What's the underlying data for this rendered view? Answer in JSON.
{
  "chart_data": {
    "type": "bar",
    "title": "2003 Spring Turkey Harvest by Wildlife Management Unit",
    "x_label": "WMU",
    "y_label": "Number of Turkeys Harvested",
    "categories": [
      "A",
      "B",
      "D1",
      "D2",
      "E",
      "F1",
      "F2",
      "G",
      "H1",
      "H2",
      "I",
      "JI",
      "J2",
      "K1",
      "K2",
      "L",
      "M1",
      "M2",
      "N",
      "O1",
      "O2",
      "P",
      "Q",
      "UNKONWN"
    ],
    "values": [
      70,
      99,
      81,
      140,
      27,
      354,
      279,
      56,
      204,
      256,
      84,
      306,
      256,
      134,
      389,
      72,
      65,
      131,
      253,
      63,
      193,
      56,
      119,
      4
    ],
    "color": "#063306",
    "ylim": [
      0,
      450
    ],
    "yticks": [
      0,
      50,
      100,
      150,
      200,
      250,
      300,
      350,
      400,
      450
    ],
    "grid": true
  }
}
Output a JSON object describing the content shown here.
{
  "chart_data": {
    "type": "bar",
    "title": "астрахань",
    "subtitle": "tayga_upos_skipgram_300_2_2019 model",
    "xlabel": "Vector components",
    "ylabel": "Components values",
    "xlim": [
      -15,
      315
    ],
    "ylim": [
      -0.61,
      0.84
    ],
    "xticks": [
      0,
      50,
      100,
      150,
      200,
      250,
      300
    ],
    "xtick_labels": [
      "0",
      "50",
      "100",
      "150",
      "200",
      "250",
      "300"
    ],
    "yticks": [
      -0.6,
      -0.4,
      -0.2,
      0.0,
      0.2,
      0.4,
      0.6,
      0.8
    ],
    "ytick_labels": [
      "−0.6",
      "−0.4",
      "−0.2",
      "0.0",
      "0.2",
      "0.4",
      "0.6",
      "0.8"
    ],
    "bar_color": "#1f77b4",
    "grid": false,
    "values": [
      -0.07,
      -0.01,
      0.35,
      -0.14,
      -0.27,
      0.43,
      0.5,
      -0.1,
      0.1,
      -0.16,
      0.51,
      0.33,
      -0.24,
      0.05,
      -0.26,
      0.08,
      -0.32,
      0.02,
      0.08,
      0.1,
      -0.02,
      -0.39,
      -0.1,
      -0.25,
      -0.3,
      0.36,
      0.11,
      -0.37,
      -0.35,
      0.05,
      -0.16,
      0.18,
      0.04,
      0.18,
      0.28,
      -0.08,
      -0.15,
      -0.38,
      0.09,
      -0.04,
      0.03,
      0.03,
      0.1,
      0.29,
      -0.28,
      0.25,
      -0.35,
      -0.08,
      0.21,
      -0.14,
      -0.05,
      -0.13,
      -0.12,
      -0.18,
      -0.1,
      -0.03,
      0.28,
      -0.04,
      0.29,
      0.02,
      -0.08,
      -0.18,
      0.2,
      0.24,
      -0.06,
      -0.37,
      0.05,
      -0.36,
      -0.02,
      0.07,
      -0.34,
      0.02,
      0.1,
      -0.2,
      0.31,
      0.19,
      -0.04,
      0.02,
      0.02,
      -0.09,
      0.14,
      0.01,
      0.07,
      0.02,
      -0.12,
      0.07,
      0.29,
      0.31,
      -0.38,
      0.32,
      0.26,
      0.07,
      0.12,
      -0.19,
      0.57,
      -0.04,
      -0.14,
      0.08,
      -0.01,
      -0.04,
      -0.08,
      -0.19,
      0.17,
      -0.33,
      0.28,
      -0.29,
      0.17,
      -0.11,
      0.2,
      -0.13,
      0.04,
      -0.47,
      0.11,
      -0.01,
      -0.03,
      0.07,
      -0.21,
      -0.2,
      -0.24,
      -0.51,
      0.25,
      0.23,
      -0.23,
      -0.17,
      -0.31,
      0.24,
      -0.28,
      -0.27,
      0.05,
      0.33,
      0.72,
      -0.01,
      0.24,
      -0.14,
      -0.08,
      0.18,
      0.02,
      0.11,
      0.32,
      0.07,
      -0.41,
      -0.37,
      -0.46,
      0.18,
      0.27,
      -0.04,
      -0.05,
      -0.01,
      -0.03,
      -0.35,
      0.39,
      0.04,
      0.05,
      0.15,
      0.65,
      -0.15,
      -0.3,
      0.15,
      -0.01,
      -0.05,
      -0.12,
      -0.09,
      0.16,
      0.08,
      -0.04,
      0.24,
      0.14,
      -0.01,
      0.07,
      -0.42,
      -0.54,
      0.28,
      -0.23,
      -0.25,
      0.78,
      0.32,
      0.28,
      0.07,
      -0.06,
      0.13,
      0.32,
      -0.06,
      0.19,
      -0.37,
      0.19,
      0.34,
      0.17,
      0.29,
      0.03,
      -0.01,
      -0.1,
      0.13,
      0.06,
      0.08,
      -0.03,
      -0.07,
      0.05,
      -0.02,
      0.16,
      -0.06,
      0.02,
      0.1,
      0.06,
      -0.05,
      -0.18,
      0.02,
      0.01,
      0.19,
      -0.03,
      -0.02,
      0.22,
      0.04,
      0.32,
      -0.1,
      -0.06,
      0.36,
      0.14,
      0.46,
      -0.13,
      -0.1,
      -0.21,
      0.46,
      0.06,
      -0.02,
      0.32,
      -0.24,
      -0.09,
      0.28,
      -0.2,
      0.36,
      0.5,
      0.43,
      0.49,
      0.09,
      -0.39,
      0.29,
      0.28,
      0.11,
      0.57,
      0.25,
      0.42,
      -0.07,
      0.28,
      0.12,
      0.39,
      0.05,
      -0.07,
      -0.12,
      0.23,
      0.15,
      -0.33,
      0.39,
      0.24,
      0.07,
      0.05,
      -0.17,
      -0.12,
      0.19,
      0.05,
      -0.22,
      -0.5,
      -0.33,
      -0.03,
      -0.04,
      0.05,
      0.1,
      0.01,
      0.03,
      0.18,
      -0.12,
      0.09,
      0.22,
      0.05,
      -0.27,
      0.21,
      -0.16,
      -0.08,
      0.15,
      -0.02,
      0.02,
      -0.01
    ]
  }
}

- PROBLEM REQUIREMENTS
Restate the records, all of them, precisely as written.

- WORKED SOLUTION
What's the underlying data for this rendered view? Answer in JSON.
{
  "chart_data": {
    "type": "bar",
    "title": "2003 Spring Turkey Harvest by Wildlife Management Unit",
    "x_label": "WMU",
    "y_label": "Number of Turkeys Harvested",
    "categories": [
      "A",
      "B",
      "D1",
      "D2",
      "E",
      "F1",
      "F2",
      "G",
      "H1",
      "H2",
      "I",
      "JI",
      "J2",
      "K1",
      "K2",
      "L",
      "M1",
      "M2",
      "N",
      "O1",
      "O2",
      "P",
      "Q",
      "UNKONWN"
    ],
    "values": [
      70,
      99,
      81,
      140,
      27,
      354,
      279,
      56,
      204,
      256,
      84,
      306,
      256,
      134,
      389,
      72,
      65,
      131,
      253,
      63,
      193,
      56,
      119,
      4
    ],
    "color": "#063306",
    "ylim": [
      0,
      450
    ],
    "yticks": [
      0,
      50,
      100,
      150,
      200,
      250,
      300,
      350,
      400,
      450
    ],
    "grid": true
  }
}
Output a JSON object describing the content shown here.
{
  "chart_data": {
    "type": "bar",
    "title": "астрахань",
    "subtitle": "tayga_upos_skipgram_300_2_2019 model",
    "xlabel": "Vector components",
    "ylabel": "Components values",
    "xlim": [
      -15,
      315
    ],
    "ylim": [
      -0.61,
      0.84
    ],
    "xticks": [
      0,
      50,
      100,
      150,
      200,
      250,
      300
    ],
    "xtick_labels": [
      "0",
      "50",
      "100",
      "150",
      "200",
      "250",
      "300"
    ],
    "yticks": [
      -0.6,
      -0.4,
      -0.2,
      0.0,
      0.2,
      0.4,
      0.6,
      0.8
    ],
    "ytick_labels": [
      "−0.6",
      "−0.4",
      "−0.2",
      "0.0",
      "0.2",
      "0.4",
      "0.6",
      "0.8"
    ],
    "bar_color": "#1f77b4",
    "grid": false,
    "values": [
      -0.07,
      -0.01,
      0.35,
      -0.14,
      -0.27,
      0.43,
      0.5,
      -0.1,
      0.1,
      -0.16,
      0.51,
      0.33,
      -0.24,
      0.05,
      -0.26,
      0.08,
      -0.32,
      0.02,
      0.08,
      0.1,
      -0.02,
      -0.39,
      -0.1,
      -0.25,
      -0.3,
      0.36,
      0.11,
      -0.37,
      -0.35,
      0.05,
      -0.16,
      0.18,
      0.04,
      0.18,
      0.28,
      -0.08,
      -0.15,
      -0.38,
      0.09,
      -0.04,
      0.03,
      0.03,
      0.1,
      0.29,
      -0.28,
      0.25,
      -0.35,
      -0.08,
      0.21,
      -0.14,
      -0.05,
      -0.13,
      -0.12,
      -0.18,
      -0.1,
      -0.03,
      0.28,
      -0.04,
      0.29,
      0.02,
      -0.08,
      -0.18,
      0.2,
      0.24,
      -0.06,
      -0.37,
      0.05,
      -0.36,
      -0.02,
      0.07,
      -0.34,
      0.02,
      0.1,
      -0.2,
      0.31,
      0.19,
      -0.04,
      0.02,
      0.02,
      -0.09,
      0.14,
      0.01,
      0.07,
      0.02,
      -0.12,
      0.07,
      0.29,
      0.31,
      -0.38,
      0.32,
      0.26,
      0.07,
      0.12,
      -0.19,
      0.57,
      -0.04,
      -0.14,
      0.08,
      -0.01,
      -0.04,
      -0.08,
      -0.19,
      0.17,
      -0.33,
      0.28,
      -0.29,
      0.17,
      -0.11,
      0.2,
      -0.13,
      0.04,
      -0.47,
      0.11,
      -0.01,
      -0.03,
      0.07,
      -0.21,
      -0.2,
      -0.24,
      -0.51,
      0.25,
      0.23,
      -0.23,
      -0.17,
      -0.31,
      0.24,
      -0.28,
      -0.27,
      0.05,
      0.33,
      0.72,
      -0.01,
      0.24,
      -0.14,
      -0.08,
      0.18,
      0.02,
      0.11,
      0.32,
      0.07,
      -0.41,
      -0.37,
      -0.46,
      0.18,
      0.27,
      -0.04,
      -0.05,
      -0.01,
      -0.03,
      -0.35,
      0.39,
      0.04,
      0.05,
      0.15,
      0.65,
      -0.15,
      -0.3,
      0.15,
      -0.01,
      -0.05,
      -0.12,
      -0.09,
      0.16,
      0.08,
      -0.04,
      0.24,
      0.14,
      -0.01,
      0.07,
      -0.42,
      -0.54,
      0.28,
      -0.23,
      -0.25,
      0.78,
      0.32,
      0.28,
      0.07,
      -0.06,
      0.13,
      0.32,
      -0.06,
      0.19,
      -0.37,
      0.19,
      0.34,
      0.17,
      0.29,
      0.03,
      -0.01,
      -0.1,
      0.13,
      0.06,
      0.08,
      -0.03,
      -0.07,
      0.05,
      -0.02,
      0.16,
      -0.06,
      0.02,
      0.1,
      0.06,
      -0.05,
      -0.18,
      0.02,
      0.01,
      0.19,
      -0.03,
      -0.02,
      0.22,
      0.04,
      0.32,
      -0.1,
      -0.06,
      0.36,
      0.14,
      0.46,
      -0.13,
      -0.1,
      -0.21,
      0.46,
      0.06,
      -0.02,
      0.32,
      -0.24,
      -0.09,
      0.28,
      -0.2,
      0.36,
      0.5,
      0.43,
      0.49,
      0.09,
      -0.39,
      0.29,
      0.28,
      0.11,
      0.57,
      0.25,
      0.42,
      -0.07,
      0.28,
      0.12,
      0.39,
      0.05,
      -0.07,
      -0.12,
      0.23,
      0.15,
      -0.33,
      0.39,
      0.24,
      0.07,
      0.05,
      -0.17,
      -0.12,
      0.19,
      0.05,
      -0.22,
      -0.5,
      -0.33,
      -0.03,
      -0.04,
      0.05,
      0.1,
      0.01,
      0.03,
      0.18,
      -0.12,
      0.09,
      0.22,
      0.05,
      -0.27,
      0.21,
      -0.16,
      -0.08,
      0.15,
      -0.02,
      0.02,
      -0.01
    ]
  }
}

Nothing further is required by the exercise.